§ **Given task**
Whenever a line contains the string "deviation", copy it out of the entries.

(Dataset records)
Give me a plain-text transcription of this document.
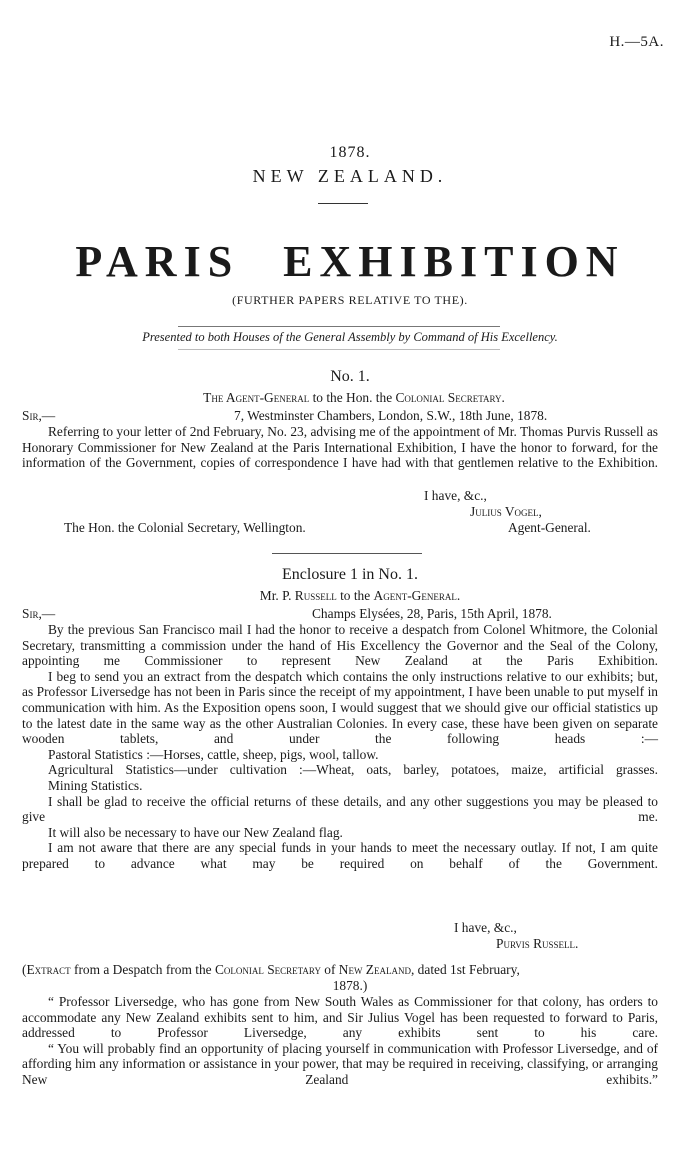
H.—5A.
1878.
NEW ZEALAND.
PARIS EXHIBITION
(FURTHER PAPERS RELATIVE TO THE).
Presented to both Houses of the General Assembly by Command of His Excellency.
No. 1.
The Agent-General to the Hon. the Colonial Secretary.
Sir,—	7, Westminster Chambers, London, S.W., 18th June, 1878.

Referring to your letter of 2nd February, No. 23, advising me of the appointment of Mr. Thomas Purvis Russell as Honorary Commissioner for New Zealand at the Paris International Exhibition, I have the honor to forward, for the information of the Government, copies of correspondence I have had with that gentlemen relative to the Exhibition.

I have, &c.,
Julius Vogel,
The Hon. the Colonial Secretary, Wellington.	Agent-General.
Enclosure 1 in No. 1.
Mr. P. Russell to the Agent-General.
Sir,—	Champs Elysées, 28, Paris, 15th April, 1878.

By the previous San Francisco mail I had the honor to receive a despatch from Colonel Whitmore, the Colonial Secretary, transmitting a commission under the hand of His Excellency the Governor and the Seal of the Colony, appointing me Commissioner to represent New Zealand at the Paris Exhibition.

I beg to send you an extract from the despatch which contains the only instructions relative to our exhibits; but, as Professor Liversedge has not been in Paris since the receipt of my appointment, I have been unable to put myself in communication with him. As the Exposition opens soon, I would suggest that we should give our official statistics up to the latest date in the same way as the other Australian Colonies. In every case, these have been given on separate wooden tablets, and under the following heads :—

Pastoral Statistics :—Horses, cattle, sheep, pigs, wool, tallow.

Agricultural Statistics—under cultivation :—Wheat, oats, barley, potatoes, maize, artificial grasses.

Mining Statistics.

I shall be glad to receive the official returns of these details, and any other suggestions you may be pleased to give me.

It will also be necessary to have our New Zealand flag.

I am not aware that there are any special funds in your hands to meet the necessary outlay. If not, I am quite prepared to advance what may be required on behalf of the Government.

I have, &c.,
Purvis Russell.
(Extract from a Despatch from the Colonial Secretary of New Zealand, dated 1st February,
1878.)

“ Professor Liversedge, who has gone from New South Wales as Commissioner for that colony, has orders to accommodate any New Zealand exhibits sent to him, and Sir Julius Vogel has been requested to forward to Paris, addressed to Professor Liversedge, any exhibits sent to his care.

“ You will probably find an opportunity of placing yourself in communication with Professor Liversedge, and of affording him any information or assistance in your power, that may be required in receiving, classifying, or arranging New Zealand exhibits.”
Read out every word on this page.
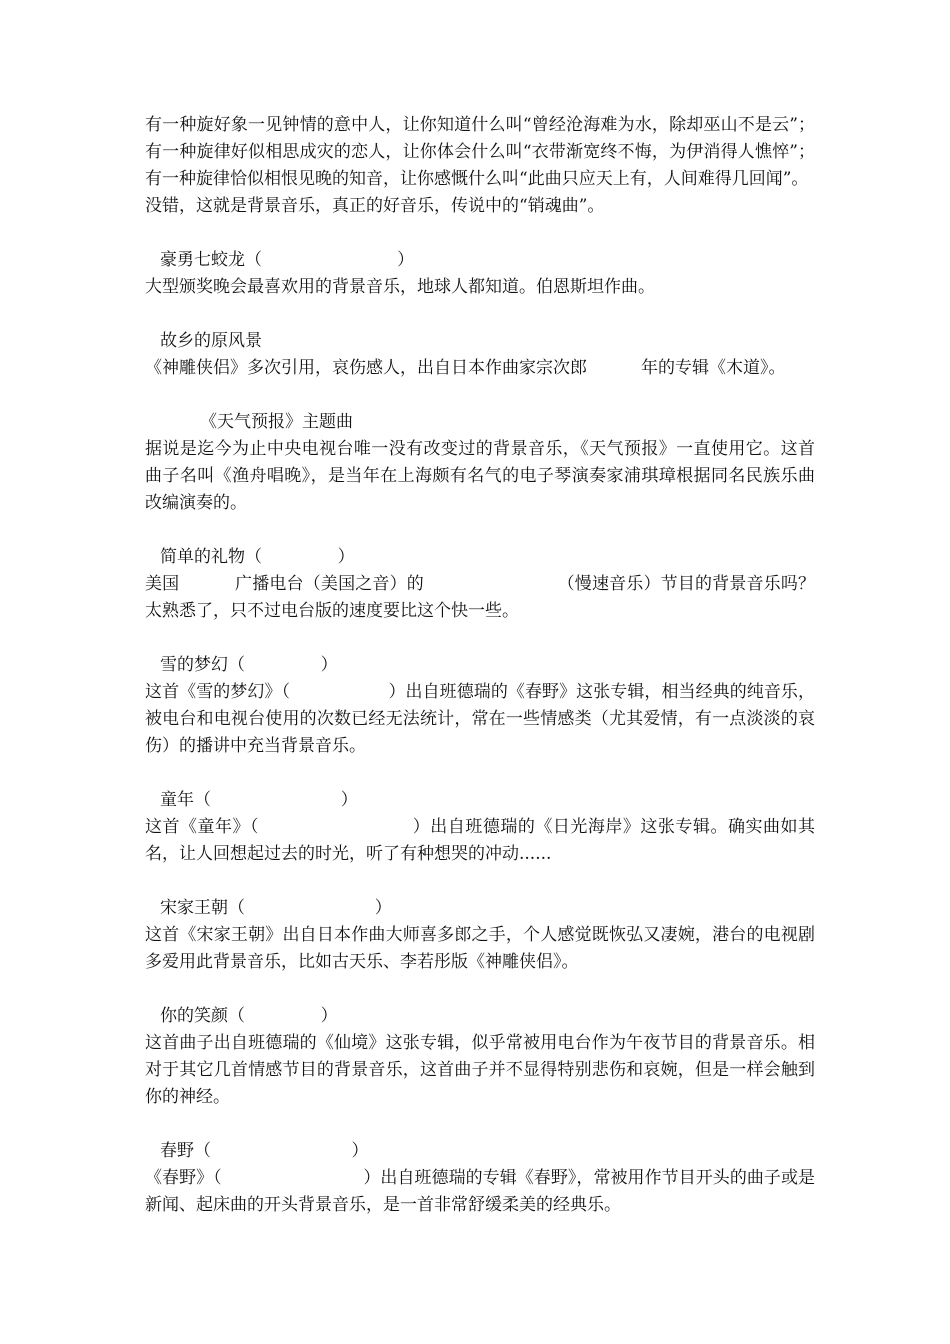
有一种旋好象一见钟情的意中人，让你知道什么叫“曾经沧海难为水，除却巫山不是云”；有一种旋律好似相思成灾的恋人，让你体会什么叫“衣带渐宽终不悔，为伊消得人憔悴”；有一种旋律恰似相恨见晚的知音，让你感慨什么叫“此曲只应天上有，人间难得几回闻”。

没错，这就是背景音乐，真正的好音乐，传说中的“销魂曲”。

豪勇七蛟龙（                         ）

大型颁奖晚会最喜欢用的背景音乐，地球人都知道。伯恩斯坦作曲。

故乡的原风景

《神雕侠侣》多次引用，哀伤感人，出自日本作曲家宗次郎          年的专辑《木道》。

《天气预报》主题曲

据说是迄今为止中央电视台唯一没有改变过的背景音乐，《天气预报》一直使用它。这首曲子名叫《渔舟唱晚》，是当年在上海颇有名气的电子琴演奏家浦琪璋根据同名民族乐曲改编演奏的。

简单的礼物（              ）

美国          广播电台（美国之音）的                        （慢速音乐）节目的背景音乐吗？太熟悉了，只不过电台版的速度要比这个快一些。

雪的梦幻（              ）

这首《雪的梦幻》（                  ）出自班德瑞的《春野》这张专辑，相当经典的纯音乐，被电台和电视台使用的次数已经无法统计，常在一些情感类（尤其爱情，有一点淡淡的哀伤）的播讲中充当背景音乐。

童年（                        ）

这首《童年》（                          ）出自班德瑞的《日光海岸》这张专辑。确实曲如其名，让人回想起过去的时光，听了有种想哭的冲动......

宋家王朝（                        ）

这首《宋家王朝》出自日本作曲大师喜多郎之手，个人感觉既恢弘又凄婉，港台的电视剧多爱用此背景音乐，比如古天乐、李若彤版《神雕侠侣》。

你的笑颜（              ）

这首曲子出自班德瑞的《仙境》这张专辑，似乎常被用电台作为午夜节目的背景音乐。相对于其它几首情感节目的背景音乐，这首曲子并不显得特别悲伤和哀婉，但是一样会触到你的神经。

春野（                          ）

《春野》（                          ）出自班德瑞的专辑《春野》，常被用作节目开头的曲子或是新闻、起床曲的开头背景音乐，是一首非常舒缓柔美的经典乐。
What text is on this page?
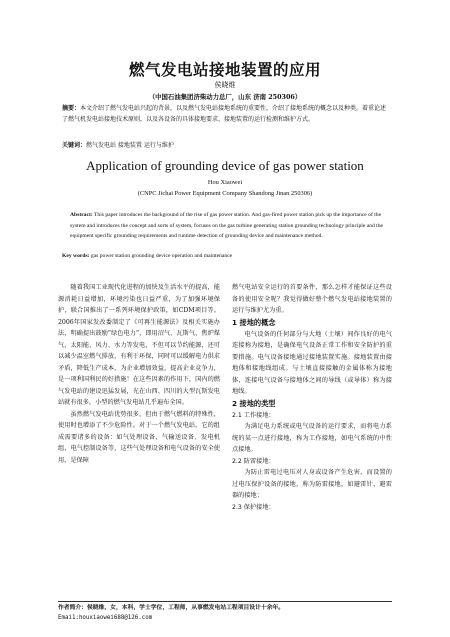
燃气发电站接地装置的应用
侯晓维
（中国石油集团济柴动力总厂，山东 济南 250306）
摘要：本文介绍了燃气发电站兴起的背景，以及燃气发电站接地系统的重要性，介绍了接地系统的概念以及种类，着重论述了燃气机发电站接地技术原则，以及各设备的具体接地要求、接地装置的运行检测和维护方式。
关键词：燃气发电站 接地装置 运行与维护
Application of grounding device of gas power station
Hou Xiaowei
(CNPC Jichai Power Equipment Company Shandong Jinan 250306)
Abstract: This paper introduces the background of the rise of gas power station. And gas-fired power station pick up the importance of the system and introduces the concept and sorts of system, focuses on the gas turbine generating station grounding technology principle and the equipment specific grounding requirements and runtime detection of grounding device and maintenance method.
Key words: gas power station grounding device operation and maintenance

随着我国工业现代化进程的加快及生活水平的提高，能源消耗日益增加，环境污染也日益严重，为了加强环境保护，联合国推出了一系列环境保护政策，如CDM项目等。2006年国家发改委制定了《可再生能源法》及相关实施办法，明确提出鼓励“绿色电力”，即用沼气、瓦斯气、焦炉煤气、太阳能、风力、水力等发电，不但可以节约能源，还可以减少温室燃气排放，有利于环保，同时可以缓解电力供求矛盾，降低生产成本，为企业增加效益，提高企业竞争力，是一项利国利民的好措施！在这些因素的作用下，国内的燃气发电站的建设迅猛发展，光在山西、四川的大型瓦斯发电站就有很多，小型的燃气发电站几乎遍布全国。

虽然燃气发电站优势很多，但由于燃气燃料的特殊性，使用时也增添了不少危险性。对于一个燃气发电站，它的组成需要诸多的设备：如气处理设备、气输送设备、发电机组、电气控制设备等，这些气处理设备和电气设备的安全使用，是保障

燃气电站安全运行的首要条件，那么怎样才能保证这些设备的使用安全呢？我觉得做好整个燃气发电站接地装置的运行与维护尤为重。

1 接地的概念

电气设备的任何部分与大地（土壤）间作良好的电气连接称为接地，是确保电气设备正常工作和安全防护的重要措施。电气设备接地通过接地装置实施。接地装置由接地体和接地线组成。与土壤直接接触的金属体称为接地体，连接电气设备与接地体之间的导线（或导体）称为接地线。

2 接地的类型

2.1 工作接地：

为满足电力系统或电气设备的运行要求，而将电力系统的某一点进行接地，称为工作接地，如电气系统的中性点接地。

2.2 防雷接地：

为防止雷电过电压对人身或设备产生危害，而设置的过电压保护设备的接地，称为防雷接地，如避雷针、避雷器的接地；

2.3 保护接地：

作者简介：侯晓维，女，本科，学士学位，工程师，从事燃发电站工程项目设计十余年。
Emai1:houxiaowei688@126.com
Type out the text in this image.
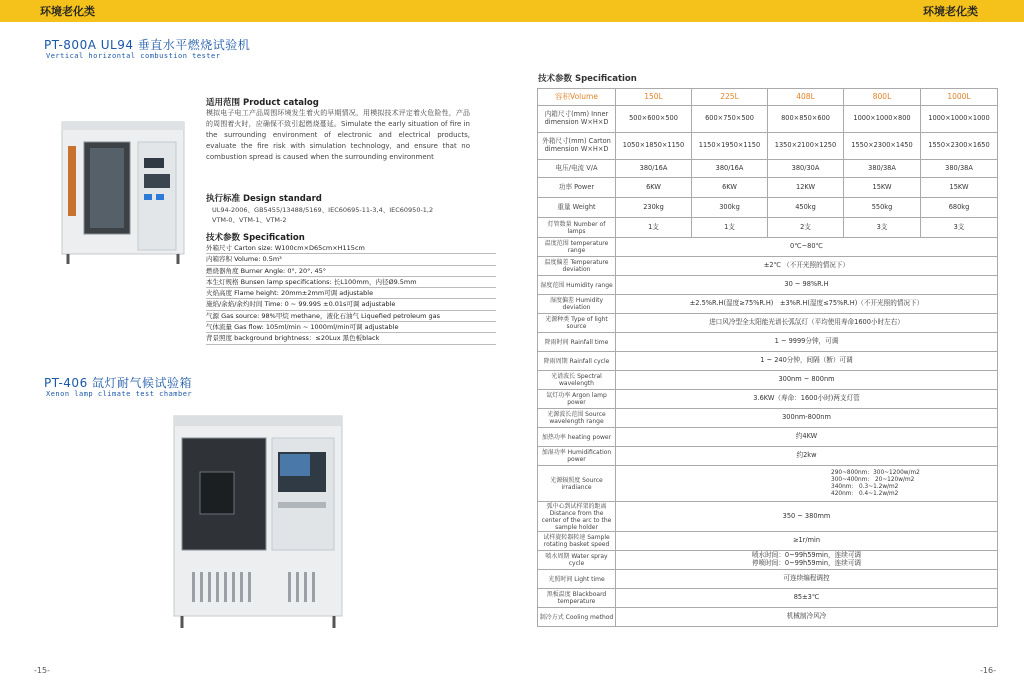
环境老化类	环境老化类
PT-800A UL94 垂直水平燃烧试验机
Vertical horizontal combustion tester
适用范围 Product catalog
模拟电子电工产品周围环境发生着火的早期情况，用模拟技术评定着火危险性，产品的周围着火时，应确保不致引起燃烧蔓延。Simulate the early situation of fire in the surrounding environment of electronic and electrical products, evaluate the fire risk with simulation technology, and ensure that no combustion spread is caused when the surrounding environment
执行标准 Design standard
UL94-2006、GB5455/13488/5169、IEC60695-11-3,4、IEC60950-1,2
VTM-0、VTM-1、VTM-2
技术参数 Specification
外箱尺寸 Carton size: W100cm×D65cm×H115cm
内箱容积 Volume: 0.5m³
燃烧器角度 Burner Angle: 0°, 20°, 45°
本生灯规格 Bunsen lamp specifications: 长L100mm，内径Ø9.5mm
火焰高度 Flame height: 20mm±2mm可调 adjustable
施焰/余焰/余灼时间 Time: 0 ~ 99.99S ±0.01s可调 adjustable
气源 Gas source: 98%甲烷 methane，液化石油气 Liquefied petroleum gas
气体流量 Gas flow: 105ml/min ~ 1000ml/min可调 adjustable
背景照度 background brightness：≤20Lux 黑色板black
PT-406 氙灯耐气候试验箱
Xenon lamp climate test chamber
技术参数 Specification
容积Volume	150L	225L	408L	800L	1000L
内箱尺寸(mm) Inner dimension W×H×D	500×600×500	600×750×500	800×850×600	1000×1000×800	1000×1000×1000
外箱尺寸(mm) Carton dimension W×H×D	1050×1850×1150	1150×1950×1150	1350×2100×1250	1550×2300×1450	1550×2300×1650
电压/电流 V/A	380/16A	380/16A	380/30A	380/38A	380/38A
功率 Power	6KW	6KW	12KW	15KW	15KW
重量 Weight	230kg	300kg	450kg	550kg	680kg
灯管数量 Number of lamps	1支	1支	2支	3支	3支
温度范围 temperature range	0℃~80℃				
温度偏差 Temperature deviation	±2℃ （不开光照的情况下）				
湿度范围 Humidity range	30 ~ 98%R.H				
湿度偏差 Humidity deviation	±2.5%R.H(湿度≥75%R.H)　±3%R.H(湿度≤75%R.H)（不开光照的情况下）				
光源种类 Type of light source	进口风冷型全太阳能光谱长弧氙灯（平均使用寿命1600小时左右）				
降雨时间 Rainfall time	1 ~ 9999分钟，可调				
降雨周期 Rainfall cycle	1 ~ 240分钟，间隔（断）可调				
光谱波长 Spectral wavelength	300nm ~ 800nm				
氙灯功率 Argon lamp power	3.6KW（寿命：1600小时)两支灯管				
光源波长范围 Source wavelength range	300nm-800nm				
加热功率 heating power	约4KW				
加湿功率 Humidification power	约2kw				
光源辐照度 Source irradiance	290~800nm：300~1200w/m2
300~400nm： 20~120w/m2
340nm： 0.3~1.2w/m2
420nm： 0.4~1.2w/m2				

弧中心到试样架的距离 Distance from the center of the arc to the sample holder	350 ~ 380mm				
试样旋转器转速 Sample rotating basket speed	≥1r/min				
喷水周期 Water spray cycle	喷水时间：0~99h59min，连续可调
停喷时间：0~99h59min，连续可调				
光照时间 Light time	可连续编程调控				
黑板温度 Blackboard temperature	85±3℃				
制冷方式 Cooling method	机械制冷风冷				
-15-	-16-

§ **Complete answer**
温度偏差 Temperature deviation	±2℃ （不开光照的情况下）				
湿度偏差 Humidity deviation	±2.5%R.H(湿度≥75%R.H)　±3%R.H(湿度≤75%R.H)（不开光照的情况下）				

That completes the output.